** Start of Information given **

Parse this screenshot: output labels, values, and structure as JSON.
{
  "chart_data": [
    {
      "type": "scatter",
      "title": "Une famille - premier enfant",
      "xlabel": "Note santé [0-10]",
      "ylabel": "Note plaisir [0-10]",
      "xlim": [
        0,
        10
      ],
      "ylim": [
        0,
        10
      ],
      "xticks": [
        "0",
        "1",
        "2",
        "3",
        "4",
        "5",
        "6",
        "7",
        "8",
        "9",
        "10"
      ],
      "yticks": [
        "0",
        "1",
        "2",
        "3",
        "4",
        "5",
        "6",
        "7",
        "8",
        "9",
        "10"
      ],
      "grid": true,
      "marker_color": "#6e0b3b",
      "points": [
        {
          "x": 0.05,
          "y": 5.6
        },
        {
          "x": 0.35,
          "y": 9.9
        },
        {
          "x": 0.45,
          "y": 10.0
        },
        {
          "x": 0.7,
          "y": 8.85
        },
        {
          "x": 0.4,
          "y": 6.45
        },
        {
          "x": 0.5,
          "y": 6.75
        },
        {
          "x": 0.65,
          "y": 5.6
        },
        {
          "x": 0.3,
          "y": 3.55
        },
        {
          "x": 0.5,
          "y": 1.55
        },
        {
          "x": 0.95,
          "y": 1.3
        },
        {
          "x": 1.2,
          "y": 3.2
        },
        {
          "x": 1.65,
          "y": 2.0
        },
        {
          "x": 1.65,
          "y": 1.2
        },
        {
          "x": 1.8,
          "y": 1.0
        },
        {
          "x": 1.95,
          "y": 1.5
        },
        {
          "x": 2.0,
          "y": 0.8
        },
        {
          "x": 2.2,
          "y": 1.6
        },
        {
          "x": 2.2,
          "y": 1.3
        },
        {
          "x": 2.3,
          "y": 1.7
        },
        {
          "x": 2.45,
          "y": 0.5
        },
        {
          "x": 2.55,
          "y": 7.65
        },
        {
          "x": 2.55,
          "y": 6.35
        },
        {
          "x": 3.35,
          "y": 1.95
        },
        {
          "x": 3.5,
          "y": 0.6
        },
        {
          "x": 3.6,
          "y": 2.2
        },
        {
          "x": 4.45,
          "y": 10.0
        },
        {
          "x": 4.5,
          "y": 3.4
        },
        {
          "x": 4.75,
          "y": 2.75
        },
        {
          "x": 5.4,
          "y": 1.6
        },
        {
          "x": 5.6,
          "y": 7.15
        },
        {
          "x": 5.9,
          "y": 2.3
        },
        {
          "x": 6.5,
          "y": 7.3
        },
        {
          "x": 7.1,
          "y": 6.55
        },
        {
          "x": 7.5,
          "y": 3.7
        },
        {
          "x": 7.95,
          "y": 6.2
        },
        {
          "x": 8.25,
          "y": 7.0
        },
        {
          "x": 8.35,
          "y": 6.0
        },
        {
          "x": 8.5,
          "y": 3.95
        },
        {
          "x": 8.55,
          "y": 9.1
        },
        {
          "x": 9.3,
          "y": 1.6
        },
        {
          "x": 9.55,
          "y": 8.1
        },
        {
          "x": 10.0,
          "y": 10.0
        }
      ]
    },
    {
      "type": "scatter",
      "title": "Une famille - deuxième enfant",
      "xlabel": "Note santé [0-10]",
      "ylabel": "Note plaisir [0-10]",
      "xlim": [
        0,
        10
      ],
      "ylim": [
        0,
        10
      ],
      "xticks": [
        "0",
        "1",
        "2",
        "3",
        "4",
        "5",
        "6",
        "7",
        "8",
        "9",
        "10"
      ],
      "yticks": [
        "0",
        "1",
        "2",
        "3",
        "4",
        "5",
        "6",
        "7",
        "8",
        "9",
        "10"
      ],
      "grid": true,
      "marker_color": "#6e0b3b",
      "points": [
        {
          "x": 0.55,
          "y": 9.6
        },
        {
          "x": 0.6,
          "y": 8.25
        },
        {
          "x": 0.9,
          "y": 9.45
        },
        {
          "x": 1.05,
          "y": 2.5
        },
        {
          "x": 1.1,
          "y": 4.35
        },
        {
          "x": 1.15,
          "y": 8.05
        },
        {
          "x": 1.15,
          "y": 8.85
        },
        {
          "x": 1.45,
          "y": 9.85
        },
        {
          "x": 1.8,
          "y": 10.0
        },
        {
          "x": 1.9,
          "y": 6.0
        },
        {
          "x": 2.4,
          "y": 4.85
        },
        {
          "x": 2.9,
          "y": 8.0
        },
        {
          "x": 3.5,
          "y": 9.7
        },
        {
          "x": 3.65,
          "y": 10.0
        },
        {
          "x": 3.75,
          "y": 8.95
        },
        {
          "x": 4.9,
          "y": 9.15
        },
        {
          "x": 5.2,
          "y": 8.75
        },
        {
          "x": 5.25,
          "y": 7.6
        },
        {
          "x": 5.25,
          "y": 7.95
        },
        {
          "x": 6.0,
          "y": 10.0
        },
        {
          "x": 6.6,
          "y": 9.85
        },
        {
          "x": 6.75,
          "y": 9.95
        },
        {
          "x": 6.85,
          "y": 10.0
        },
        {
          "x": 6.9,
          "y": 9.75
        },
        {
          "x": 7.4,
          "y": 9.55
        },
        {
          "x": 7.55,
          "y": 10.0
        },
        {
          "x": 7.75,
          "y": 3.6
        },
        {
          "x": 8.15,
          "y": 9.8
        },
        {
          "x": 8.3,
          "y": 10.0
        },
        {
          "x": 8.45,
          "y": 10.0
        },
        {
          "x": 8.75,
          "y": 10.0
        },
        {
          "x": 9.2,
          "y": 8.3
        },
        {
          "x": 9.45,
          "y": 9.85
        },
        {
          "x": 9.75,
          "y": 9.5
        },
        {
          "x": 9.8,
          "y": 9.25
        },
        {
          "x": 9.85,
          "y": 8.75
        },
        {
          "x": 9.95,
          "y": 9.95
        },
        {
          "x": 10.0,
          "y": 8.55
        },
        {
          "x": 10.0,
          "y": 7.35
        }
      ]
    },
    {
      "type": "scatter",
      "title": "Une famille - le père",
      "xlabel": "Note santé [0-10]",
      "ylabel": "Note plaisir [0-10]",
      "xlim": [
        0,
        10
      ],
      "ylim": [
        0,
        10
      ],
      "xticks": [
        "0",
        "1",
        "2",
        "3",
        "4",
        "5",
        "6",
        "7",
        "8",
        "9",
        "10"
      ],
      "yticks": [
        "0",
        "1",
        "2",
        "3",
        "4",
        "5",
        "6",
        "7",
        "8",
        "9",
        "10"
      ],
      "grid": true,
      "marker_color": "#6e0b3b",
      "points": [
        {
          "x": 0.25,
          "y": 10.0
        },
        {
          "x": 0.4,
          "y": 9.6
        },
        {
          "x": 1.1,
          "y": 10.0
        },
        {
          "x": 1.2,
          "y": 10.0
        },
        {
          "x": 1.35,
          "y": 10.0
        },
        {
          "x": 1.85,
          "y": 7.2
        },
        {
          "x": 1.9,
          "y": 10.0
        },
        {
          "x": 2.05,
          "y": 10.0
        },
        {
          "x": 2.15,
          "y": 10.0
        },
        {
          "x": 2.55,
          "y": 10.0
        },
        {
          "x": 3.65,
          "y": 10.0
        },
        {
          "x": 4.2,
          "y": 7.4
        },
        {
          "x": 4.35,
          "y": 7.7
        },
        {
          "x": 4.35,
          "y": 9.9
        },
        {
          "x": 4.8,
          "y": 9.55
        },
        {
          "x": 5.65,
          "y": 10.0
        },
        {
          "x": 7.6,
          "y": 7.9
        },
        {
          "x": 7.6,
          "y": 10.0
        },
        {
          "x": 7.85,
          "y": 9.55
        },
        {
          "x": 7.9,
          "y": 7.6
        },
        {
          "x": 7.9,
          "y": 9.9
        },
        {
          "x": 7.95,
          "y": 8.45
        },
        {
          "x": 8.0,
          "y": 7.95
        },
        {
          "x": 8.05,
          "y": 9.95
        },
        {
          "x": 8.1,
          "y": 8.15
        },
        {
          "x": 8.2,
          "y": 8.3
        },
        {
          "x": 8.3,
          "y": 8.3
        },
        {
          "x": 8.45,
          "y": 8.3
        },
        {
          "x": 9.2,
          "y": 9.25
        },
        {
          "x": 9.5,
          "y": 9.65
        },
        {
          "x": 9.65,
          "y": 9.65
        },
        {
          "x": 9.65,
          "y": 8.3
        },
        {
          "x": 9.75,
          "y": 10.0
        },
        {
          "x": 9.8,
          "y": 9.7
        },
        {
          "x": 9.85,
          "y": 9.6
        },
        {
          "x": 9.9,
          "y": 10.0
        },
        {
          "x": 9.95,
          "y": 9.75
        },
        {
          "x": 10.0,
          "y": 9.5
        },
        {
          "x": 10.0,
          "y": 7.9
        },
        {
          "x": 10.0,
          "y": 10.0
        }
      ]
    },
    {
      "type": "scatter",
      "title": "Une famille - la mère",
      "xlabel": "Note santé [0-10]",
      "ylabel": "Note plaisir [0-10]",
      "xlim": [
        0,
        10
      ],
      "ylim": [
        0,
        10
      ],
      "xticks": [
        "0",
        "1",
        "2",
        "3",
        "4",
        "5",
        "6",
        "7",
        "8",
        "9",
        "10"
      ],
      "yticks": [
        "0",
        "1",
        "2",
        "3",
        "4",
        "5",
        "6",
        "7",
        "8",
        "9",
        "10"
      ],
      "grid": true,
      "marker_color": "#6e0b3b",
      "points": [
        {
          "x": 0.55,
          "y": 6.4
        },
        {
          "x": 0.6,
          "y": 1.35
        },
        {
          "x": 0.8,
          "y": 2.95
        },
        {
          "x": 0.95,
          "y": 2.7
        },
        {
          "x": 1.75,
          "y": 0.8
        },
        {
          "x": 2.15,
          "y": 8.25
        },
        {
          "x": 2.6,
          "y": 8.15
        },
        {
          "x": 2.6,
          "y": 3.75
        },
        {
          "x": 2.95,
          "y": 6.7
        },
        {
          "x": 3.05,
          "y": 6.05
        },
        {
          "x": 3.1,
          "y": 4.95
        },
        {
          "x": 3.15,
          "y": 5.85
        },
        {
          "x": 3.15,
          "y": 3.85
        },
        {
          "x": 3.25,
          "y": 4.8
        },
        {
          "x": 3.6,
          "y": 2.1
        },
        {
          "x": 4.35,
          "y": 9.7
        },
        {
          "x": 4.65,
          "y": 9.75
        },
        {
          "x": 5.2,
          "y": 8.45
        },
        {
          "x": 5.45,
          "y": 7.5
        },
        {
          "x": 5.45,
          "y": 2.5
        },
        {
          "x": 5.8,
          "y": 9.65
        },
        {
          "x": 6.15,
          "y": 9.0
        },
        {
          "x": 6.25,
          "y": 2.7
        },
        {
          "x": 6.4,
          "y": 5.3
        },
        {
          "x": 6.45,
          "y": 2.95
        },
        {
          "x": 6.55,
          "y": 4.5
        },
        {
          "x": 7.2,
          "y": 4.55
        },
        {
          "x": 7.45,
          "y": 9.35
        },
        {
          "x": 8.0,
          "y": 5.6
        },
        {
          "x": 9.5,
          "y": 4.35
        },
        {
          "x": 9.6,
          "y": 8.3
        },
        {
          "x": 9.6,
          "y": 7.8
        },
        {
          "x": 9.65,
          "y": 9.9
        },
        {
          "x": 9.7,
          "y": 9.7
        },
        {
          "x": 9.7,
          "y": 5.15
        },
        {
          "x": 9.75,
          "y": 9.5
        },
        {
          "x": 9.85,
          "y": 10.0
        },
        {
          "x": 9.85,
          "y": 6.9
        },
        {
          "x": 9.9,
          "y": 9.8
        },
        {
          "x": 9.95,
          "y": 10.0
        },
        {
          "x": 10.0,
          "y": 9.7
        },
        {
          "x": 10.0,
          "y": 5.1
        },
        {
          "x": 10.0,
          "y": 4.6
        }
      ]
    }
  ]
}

** End of Information given **

◆ **Set problem**
Select and copy every line of the listing with the word "title".

◆ **Exercise result**
      "title": "Une famille - premier enfant",
      "title": "Une famille - deuxième enfant",
      "title": "Une famille - le père",
      "title": "Une famille - la mère",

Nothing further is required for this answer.